- SHORT TASK -
Recast the stretch of the material from its first line through the line containing "The pull tab 110 is at (600, 485)." as a numbered list, leaving out any blank lines.

- STORED DATA -
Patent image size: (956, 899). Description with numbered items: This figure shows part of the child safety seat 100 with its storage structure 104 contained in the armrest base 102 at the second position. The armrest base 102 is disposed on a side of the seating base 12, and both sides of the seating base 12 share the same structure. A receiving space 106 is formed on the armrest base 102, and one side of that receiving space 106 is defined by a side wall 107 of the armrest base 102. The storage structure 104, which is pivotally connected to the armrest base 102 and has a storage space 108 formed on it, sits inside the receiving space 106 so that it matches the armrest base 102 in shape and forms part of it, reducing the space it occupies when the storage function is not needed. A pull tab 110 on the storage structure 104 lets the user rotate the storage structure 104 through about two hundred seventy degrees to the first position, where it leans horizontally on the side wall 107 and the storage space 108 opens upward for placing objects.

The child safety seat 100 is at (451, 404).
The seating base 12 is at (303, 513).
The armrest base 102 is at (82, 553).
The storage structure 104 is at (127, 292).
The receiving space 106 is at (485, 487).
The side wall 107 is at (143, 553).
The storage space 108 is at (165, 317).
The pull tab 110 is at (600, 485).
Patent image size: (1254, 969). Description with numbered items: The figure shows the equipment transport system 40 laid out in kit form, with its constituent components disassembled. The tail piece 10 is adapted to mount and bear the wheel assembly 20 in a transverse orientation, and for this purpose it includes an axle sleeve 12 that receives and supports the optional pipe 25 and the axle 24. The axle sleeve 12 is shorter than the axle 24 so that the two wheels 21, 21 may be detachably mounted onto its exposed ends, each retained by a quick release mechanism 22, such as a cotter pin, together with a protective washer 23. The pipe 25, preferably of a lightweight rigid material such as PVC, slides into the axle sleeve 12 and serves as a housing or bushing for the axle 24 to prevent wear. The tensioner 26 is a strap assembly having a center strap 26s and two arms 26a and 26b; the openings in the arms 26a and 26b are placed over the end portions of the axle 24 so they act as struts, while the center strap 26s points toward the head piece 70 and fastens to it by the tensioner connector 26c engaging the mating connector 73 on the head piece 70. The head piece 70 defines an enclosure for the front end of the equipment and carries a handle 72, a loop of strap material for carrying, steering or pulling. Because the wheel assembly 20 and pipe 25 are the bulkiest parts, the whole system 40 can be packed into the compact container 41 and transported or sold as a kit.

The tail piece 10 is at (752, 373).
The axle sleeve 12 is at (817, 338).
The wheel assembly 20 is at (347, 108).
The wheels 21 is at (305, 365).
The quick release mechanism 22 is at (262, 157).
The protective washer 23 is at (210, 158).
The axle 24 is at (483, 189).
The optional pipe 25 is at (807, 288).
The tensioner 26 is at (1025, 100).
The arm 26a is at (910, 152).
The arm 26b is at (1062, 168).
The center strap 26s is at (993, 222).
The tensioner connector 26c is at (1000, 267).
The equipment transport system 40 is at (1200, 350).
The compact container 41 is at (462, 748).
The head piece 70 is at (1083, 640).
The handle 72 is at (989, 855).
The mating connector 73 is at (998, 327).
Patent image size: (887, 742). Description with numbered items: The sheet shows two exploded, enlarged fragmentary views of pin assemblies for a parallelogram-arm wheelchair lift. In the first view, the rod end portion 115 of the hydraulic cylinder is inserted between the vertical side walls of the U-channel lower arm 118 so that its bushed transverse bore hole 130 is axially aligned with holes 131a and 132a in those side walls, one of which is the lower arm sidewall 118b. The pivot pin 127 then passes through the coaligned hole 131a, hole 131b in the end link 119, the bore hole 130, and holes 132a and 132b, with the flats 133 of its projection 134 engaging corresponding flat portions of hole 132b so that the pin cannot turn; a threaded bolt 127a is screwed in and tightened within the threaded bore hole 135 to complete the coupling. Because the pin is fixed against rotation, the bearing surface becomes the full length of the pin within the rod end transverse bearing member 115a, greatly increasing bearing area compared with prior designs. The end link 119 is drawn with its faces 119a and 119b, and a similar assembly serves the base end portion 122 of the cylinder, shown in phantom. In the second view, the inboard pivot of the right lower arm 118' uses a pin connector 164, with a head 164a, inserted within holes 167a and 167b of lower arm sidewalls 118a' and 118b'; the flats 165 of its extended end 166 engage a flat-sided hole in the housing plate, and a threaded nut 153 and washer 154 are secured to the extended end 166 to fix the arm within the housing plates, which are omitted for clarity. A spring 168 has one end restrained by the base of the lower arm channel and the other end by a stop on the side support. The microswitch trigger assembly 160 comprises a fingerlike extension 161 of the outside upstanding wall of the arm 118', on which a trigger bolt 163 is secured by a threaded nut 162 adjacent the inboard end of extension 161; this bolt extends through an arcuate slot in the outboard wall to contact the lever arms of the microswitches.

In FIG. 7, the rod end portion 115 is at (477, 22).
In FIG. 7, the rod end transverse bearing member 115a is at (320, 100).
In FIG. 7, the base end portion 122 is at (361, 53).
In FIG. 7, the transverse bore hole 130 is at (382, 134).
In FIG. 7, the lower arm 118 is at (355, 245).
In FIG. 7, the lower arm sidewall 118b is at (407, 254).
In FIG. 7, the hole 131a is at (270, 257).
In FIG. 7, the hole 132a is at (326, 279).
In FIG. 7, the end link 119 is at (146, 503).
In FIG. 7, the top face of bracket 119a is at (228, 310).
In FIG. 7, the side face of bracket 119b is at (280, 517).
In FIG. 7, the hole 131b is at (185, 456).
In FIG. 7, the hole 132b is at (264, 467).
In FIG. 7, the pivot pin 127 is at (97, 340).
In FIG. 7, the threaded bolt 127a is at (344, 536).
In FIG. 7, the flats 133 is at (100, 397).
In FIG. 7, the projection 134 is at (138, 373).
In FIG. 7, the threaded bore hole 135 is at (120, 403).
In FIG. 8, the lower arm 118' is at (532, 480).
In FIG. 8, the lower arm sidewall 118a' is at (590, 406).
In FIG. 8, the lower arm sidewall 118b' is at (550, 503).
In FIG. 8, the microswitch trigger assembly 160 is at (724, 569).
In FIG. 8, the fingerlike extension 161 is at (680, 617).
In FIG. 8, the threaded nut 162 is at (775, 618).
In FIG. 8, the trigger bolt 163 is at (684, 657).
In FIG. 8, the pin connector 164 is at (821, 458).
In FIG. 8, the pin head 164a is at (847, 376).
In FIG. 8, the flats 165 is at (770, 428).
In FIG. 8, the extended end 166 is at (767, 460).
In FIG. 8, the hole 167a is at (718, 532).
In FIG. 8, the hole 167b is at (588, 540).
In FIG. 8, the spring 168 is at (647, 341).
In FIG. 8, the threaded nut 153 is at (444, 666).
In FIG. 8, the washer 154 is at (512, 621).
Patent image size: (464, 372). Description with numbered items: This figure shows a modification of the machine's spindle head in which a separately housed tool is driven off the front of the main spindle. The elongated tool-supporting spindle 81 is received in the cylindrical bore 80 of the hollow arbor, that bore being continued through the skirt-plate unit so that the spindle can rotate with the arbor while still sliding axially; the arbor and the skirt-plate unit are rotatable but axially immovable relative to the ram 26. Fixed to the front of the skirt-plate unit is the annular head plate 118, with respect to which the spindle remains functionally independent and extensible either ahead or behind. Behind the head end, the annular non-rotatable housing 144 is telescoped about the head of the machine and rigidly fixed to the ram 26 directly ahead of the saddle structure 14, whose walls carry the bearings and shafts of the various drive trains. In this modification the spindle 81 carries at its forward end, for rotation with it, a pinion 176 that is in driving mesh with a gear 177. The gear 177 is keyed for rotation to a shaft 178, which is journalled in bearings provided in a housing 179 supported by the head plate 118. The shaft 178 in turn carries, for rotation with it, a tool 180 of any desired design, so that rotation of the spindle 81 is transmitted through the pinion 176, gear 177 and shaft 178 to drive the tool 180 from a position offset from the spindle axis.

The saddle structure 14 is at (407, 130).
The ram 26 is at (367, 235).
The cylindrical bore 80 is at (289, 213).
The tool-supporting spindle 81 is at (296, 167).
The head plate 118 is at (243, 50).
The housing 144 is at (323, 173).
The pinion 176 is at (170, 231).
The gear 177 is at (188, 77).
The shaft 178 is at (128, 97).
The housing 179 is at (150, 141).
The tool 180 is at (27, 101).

- TASK RESULT -
1. Patent image size: (956, 899). Description with numbered items: This figure shows part of the child safety seat 100 with its storage structure 104 contained in the armrest base 102 at the second position. The armrest base 102 is disposed on a side of the seating base 12, and both sides of the seating base 12 share the same structure. A receiving space 106 is formed on the armrest base 102, and one side of that receiving space 106 is defined by a side wall 107 of the armrest base 102. The storage structure 104, which is pivotally connected to the armrest base 102 and has a storage space 108 formed on it, sits inside the receiving space 106 so that it matches the armrest base 102 in shape and forms part of it, reducing the space it occupies when the storage function is not needed. A pull tab 110 on the storage structure 104 lets the user rotate the storage structure 104 through about two hundred seventy degrees to the first position, where it leans horizontally on the side wall 107 and the storage space 108 opens upward for placing objects.
2. The child safety seat 100 is at (451, 404).
3. The seating base 12 is at (303, 513).
4. The armrest base 102 is at (82, 553).
5. The storage structure 104 is at (127, 292).
6. The receiving space 106 is at (485, 487).
7. The side wall 107 is at (143, 553).
8. The storage space 108 is at (165, 317).
9. The pull tab 110 is at (600, 485).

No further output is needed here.